• [ACTIVITY 1]
In the diesel engine forum thread, who wholly owns VM Motori today?
• [ACTIVITY 2]
Copy the part of the diesel engine forum thread that starts with "The 2.0L LUZ" and goes on through "(Jul 8, 2015)", keeping it word for word.
• [ACTIVITY 3]
Write the next part of the diesel engine forum thread, picking up right after its last line.
=== DOCUMENT EXCERPT ===
The 2.0L LUZ is a VM Motori engine. GM used to own a 50% stake in the company, along with Fiat who owned 50%. During the bankruptcy, GM sold their 50% share to Fiat, who now wholly owns the company. GM did do development work on this engine, so it's not like it's a Fiat engine, as VM is still it's own company. Similarly - the 3.0L EcoDiesel (also VM) in the RAMs is based off work GM did on a 2.9L V6 diesel that was actually intended for the CTS.


----------



## pandrad61 (Jul 8, 2015)

i dont thinmk americans are scared of diesels, esspecially my generation. we did not see the soot spewing mercs back in the day. what may detur young american diesel buyers is a laque of push from dealers and just not knowing there is a VW alternative


----------



## GlennGlenn (Nov 27, 2015)
=== DATASET EXTRACT ===
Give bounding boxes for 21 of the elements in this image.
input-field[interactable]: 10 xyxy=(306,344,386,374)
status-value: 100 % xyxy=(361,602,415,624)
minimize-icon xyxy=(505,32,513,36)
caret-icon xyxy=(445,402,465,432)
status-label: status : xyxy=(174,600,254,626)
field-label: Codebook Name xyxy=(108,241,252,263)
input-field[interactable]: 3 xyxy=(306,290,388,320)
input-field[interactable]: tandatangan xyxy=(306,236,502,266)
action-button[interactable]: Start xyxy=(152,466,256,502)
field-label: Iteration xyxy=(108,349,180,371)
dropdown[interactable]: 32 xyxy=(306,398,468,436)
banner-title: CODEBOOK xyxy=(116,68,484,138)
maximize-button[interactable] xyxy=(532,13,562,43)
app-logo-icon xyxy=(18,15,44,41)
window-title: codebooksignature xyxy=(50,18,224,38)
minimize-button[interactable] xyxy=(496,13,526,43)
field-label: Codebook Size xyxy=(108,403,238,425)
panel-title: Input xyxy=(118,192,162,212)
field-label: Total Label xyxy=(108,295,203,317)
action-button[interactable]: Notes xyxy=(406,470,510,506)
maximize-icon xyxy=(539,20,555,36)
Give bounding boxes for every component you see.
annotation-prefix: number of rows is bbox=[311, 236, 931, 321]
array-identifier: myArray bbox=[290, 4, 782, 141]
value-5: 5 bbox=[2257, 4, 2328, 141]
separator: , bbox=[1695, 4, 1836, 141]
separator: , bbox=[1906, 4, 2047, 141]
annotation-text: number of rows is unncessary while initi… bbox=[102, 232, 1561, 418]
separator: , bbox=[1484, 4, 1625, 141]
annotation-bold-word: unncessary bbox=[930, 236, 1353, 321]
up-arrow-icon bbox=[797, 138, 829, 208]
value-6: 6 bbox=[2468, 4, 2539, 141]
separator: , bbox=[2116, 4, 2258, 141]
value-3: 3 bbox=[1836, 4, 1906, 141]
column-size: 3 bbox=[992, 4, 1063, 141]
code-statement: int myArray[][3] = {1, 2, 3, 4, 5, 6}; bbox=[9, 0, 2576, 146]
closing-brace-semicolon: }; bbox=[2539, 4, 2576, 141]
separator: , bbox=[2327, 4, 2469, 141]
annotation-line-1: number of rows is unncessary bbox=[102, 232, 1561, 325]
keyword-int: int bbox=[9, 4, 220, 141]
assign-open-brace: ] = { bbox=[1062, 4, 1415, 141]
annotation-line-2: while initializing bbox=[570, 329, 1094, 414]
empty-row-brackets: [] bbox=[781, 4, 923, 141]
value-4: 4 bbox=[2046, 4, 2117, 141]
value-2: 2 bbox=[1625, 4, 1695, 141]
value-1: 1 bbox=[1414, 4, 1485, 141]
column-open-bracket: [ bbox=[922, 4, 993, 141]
===
• [RESULT 1]
Fiat wholly owns VM Motori.

• [RESULT 2]
The 2.0L LUZ is a VM Motori engine. GM used to own a 50% stake in the company, along with Fiat who owned 50%. During the bankruptcy, GM sold their 50% share to Fiat, who now wholly owns the company. GM did do development work on this engine, so it's not like it's a Fiat engine, as VM is still it's own company. Similarly - the 3.0L EcoDiesel (also VM) in the RAMs is based off work GM did on a 2.9L V6 diesel that was actually intended for the CTS.


----------



## pandrad61 (Jul 8, 2015)

• [RESULT 3]
pandrad61 said:


> _*i dont thinmk americans are scared of diesels,*_ esspecially my generation. we did not see the soot spewing mercs back in the day. what may detur young american diesel buyers is a laque of push from dealers and just not knowing there is a VW alternative


Yes they are IMHO. Unless you're a trucker or a truck guy, its a whole new world to own a diesel, from maintenance & driveability to fueling and AdBlue fill ups. Its the fear of the "unknown" of owning one that scares people. OH, and that "stinky" diesel fuel all over my hands she said as she filled it up. 

Dealer sales people don't generally push them because they too don't understand them nor how they work. PLUS there's a whole lot more $$ to be made on that $60 K pickup than a $25 K Cruze.

Yes, you guys didn't see the awful GM diesels from 35 years ago nor the infamous Caddy V8/6/4 that my dad bought new and promptly took back a few days later because he thought the trans was falling out and it was really the engine alternating between cylinders.


----------



## pandrad61 (Jul 8, 2015)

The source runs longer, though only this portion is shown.